◆ **Description of the task**
Present every line in which the string "VERSILIANUOTO" appears.

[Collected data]
======
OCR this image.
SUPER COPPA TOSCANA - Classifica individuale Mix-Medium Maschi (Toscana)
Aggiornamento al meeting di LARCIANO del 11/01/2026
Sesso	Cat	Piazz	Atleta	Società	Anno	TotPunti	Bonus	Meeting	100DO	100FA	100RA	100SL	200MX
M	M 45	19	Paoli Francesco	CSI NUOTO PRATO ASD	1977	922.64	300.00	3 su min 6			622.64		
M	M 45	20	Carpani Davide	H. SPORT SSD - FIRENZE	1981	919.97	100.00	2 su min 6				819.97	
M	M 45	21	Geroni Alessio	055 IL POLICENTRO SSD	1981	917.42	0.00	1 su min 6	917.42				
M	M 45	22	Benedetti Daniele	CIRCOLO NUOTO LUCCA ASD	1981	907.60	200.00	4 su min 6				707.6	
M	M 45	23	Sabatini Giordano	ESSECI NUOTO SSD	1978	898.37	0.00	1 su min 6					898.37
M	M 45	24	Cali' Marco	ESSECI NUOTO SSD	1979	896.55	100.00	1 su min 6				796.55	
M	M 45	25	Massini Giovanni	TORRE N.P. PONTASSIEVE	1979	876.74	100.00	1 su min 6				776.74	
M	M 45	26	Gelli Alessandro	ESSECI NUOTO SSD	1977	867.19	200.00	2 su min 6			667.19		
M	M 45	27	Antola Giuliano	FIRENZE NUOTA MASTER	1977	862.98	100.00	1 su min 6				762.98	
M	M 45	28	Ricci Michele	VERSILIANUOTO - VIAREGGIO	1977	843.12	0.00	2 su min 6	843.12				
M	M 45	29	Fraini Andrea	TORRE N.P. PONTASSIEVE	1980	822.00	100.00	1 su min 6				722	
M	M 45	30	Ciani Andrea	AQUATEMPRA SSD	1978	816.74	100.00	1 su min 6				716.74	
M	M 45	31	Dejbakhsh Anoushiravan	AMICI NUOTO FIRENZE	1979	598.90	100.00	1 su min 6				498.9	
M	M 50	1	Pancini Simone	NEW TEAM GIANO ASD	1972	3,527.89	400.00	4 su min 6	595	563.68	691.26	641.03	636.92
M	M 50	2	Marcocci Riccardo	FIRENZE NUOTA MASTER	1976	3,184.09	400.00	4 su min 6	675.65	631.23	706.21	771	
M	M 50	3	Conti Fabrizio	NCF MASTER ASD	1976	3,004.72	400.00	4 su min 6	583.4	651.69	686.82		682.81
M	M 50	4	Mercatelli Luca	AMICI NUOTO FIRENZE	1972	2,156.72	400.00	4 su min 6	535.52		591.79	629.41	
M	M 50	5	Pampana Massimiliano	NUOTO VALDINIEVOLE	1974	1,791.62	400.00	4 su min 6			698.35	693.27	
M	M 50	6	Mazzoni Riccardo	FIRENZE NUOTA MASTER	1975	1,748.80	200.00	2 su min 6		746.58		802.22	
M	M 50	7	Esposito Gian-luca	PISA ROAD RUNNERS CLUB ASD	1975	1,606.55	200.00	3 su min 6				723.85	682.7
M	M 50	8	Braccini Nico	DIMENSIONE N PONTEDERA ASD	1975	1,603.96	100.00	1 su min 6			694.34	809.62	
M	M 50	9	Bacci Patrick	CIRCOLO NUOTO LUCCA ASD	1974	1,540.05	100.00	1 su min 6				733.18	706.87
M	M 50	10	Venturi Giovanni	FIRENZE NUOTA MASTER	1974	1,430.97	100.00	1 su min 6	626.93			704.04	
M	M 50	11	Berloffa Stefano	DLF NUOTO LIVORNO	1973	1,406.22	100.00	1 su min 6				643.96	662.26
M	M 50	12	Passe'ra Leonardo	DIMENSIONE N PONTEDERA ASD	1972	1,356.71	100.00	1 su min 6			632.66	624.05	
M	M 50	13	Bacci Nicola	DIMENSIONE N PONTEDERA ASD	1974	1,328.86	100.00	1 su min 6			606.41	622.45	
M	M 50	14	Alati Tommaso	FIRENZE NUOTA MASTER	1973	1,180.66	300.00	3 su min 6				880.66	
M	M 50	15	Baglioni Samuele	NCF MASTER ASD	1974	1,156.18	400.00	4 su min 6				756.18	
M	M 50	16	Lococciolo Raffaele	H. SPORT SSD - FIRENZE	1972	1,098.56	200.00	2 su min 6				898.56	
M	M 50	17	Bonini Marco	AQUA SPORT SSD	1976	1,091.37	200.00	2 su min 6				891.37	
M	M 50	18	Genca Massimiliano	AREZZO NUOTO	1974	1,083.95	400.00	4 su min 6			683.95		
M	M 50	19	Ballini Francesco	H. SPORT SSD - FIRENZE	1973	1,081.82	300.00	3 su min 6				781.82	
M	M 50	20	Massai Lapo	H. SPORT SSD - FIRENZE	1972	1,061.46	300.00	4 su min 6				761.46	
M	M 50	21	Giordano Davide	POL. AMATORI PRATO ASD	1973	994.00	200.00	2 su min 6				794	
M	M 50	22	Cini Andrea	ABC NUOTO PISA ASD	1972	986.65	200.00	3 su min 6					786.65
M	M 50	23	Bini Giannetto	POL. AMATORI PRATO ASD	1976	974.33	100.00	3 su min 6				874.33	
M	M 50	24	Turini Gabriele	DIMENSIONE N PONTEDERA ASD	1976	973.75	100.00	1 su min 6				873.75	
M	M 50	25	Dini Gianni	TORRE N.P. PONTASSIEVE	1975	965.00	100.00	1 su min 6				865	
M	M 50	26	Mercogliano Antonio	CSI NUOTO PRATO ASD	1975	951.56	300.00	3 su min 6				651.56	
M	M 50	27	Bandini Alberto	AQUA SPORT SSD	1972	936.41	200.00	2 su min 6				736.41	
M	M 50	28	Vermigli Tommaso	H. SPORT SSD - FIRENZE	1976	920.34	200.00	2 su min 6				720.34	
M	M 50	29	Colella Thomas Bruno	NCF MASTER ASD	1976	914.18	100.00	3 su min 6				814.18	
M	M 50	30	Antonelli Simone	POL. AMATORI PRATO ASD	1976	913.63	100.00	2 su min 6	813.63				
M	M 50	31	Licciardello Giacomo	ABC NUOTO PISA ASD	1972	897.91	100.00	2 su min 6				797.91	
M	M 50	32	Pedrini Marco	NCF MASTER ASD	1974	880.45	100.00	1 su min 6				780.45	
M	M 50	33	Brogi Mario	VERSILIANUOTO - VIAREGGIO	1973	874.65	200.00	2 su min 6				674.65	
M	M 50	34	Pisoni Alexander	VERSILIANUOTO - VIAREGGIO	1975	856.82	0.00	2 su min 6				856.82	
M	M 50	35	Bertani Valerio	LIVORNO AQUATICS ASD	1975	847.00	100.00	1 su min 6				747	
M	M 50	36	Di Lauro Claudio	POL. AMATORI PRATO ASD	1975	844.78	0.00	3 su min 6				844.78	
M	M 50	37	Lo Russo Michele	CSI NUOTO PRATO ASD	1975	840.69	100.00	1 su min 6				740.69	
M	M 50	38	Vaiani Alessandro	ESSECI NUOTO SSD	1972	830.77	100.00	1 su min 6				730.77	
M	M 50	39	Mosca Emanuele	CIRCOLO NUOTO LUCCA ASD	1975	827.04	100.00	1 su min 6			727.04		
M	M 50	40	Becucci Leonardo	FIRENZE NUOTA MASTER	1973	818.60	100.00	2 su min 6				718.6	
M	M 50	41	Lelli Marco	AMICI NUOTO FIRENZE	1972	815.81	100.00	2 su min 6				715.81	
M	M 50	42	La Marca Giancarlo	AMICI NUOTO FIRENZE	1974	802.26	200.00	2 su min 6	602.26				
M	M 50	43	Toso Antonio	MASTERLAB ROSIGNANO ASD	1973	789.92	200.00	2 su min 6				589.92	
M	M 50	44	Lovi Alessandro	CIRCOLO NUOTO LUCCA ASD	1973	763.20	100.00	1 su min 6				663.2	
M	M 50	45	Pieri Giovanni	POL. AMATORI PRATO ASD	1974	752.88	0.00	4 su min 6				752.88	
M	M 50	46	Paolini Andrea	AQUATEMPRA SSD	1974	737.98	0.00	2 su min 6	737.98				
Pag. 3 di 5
======
◆ **Solution to this task**
M	M 45	28	Ricci Michele	VERSILIANUOTO - VIAREGGIO	1977	843.12	0.00	2 su min 6	843.12				
M	M 50	33	Brogi Mario	VERSILIANUOTO - VIAREGGIO	1973	874.65	200.00	2 su min 6				674.65	
M	M 50	34	Pisoni Alexander	VERSILIANUOTO - VIAREGGIO	1975	856.82	0.00	2 su min 6				856.82	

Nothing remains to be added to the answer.